### [Exercise]
Repeat the listing in full, word for word.

Figure record extracts:
______

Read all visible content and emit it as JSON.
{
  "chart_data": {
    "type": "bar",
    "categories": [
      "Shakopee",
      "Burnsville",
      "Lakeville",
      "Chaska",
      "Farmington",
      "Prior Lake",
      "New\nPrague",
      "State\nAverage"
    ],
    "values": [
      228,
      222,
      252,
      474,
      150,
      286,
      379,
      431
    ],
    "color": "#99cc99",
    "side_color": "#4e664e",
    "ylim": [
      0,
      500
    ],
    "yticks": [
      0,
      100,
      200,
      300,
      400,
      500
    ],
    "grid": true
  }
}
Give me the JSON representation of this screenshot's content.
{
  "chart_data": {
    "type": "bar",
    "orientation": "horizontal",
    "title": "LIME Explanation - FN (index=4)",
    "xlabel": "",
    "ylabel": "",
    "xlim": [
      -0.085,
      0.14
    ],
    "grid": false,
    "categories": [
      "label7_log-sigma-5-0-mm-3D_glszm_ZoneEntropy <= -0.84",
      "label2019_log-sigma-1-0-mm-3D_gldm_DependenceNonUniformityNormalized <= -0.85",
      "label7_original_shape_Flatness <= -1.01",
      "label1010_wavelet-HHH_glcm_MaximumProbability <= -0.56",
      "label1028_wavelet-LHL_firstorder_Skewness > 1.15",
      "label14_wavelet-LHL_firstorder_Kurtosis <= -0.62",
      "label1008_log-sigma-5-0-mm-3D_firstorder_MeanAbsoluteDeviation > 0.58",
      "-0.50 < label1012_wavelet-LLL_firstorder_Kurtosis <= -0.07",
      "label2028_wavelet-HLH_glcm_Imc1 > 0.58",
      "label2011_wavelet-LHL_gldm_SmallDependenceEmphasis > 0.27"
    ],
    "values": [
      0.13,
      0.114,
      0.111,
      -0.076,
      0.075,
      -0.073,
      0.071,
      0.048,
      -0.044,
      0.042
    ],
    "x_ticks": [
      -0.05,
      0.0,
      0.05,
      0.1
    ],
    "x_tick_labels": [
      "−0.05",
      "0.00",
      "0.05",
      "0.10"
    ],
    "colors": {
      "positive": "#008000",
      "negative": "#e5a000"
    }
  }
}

______

### [Finished task]
Read all visible content and emit it as JSON.
{
  "chart_data": {
    "type": "bar",
    "categories": [
      "Shakopee",
      "Burnsville",
      "Lakeville",
      "Chaska",
      "Farmington",
      "Prior Lake",
      "New\nPrague",
      "State\nAverage"
    ],
    "values": [
      228,
      222,
      252,
      474,
      150,
      286,
      379,
      431
    ],
    "color": "#99cc99",
    "side_color": "#4e664e",
    "ylim": [
      0,
      500
    ],
    "yticks": [
      0,
      100,
      200,
      300,
      400,
      500
    ],
    "grid": true
  }
}
Give me the JSON representation of this screenshot's content.
{
  "chart_data": {
    "type": "bar",
    "orientation": "horizontal",
    "title": "LIME Explanation - FN (index=4)",
    "xlabel": "",
    "ylabel": "",
    "xlim": [
      -0.085,
      0.14
    ],
    "grid": false,
    "categories": [
      "label7_log-sigma-5-0-mm-3D_glszm_ZoneEntropy <= -0.84",
      "label2019_log-sigma-1-0-mm-3D_gldm_DependenceNonUniformityNormalized <= -0.85",
      "label7_original_shape_Flatness <= -1.01",
      "label1010_wavelet-HHH_glcm_MaximumProbability <= -0.56",
      "label1028_wavelet-LHL_firstorder_Skewness > 1.15",
      "label14_wavelet-LHL_firstorder_Kurtosis <= -0.62",
      "label1008_log-sigma-5-0-mm-3D_firstorder_MeanAbsoluteDeviation > 0.58",
      "-0.50 < label1012_wavelet-LLL_firstorder_Kurtosis <= -0.07",
      "label2028_wavelet-HLH_glcm_Imc1 > 0.58",
      "label2011_wavelet-LHL_gldm_SmallDependenceEmphasis > 0.27"
    ],
    "values": [
      0.13,
      0.114,
      0.111,
      -0.076,
      0.075,
      -0.073,
      0.071,
      0.048,
      -0.044,
      0.042
    ],
    "x_ticks": [
      -0.05,
      0.0,
      0.05,
      0.1
    ],
    "x_tick_labels": [
      "−0.05",
      "0.00",
      "0.05",
      "0.10"
    ],
    "colors": {
      "positive": "#008000",
      "negative": "#e5a000"
    }
  }
}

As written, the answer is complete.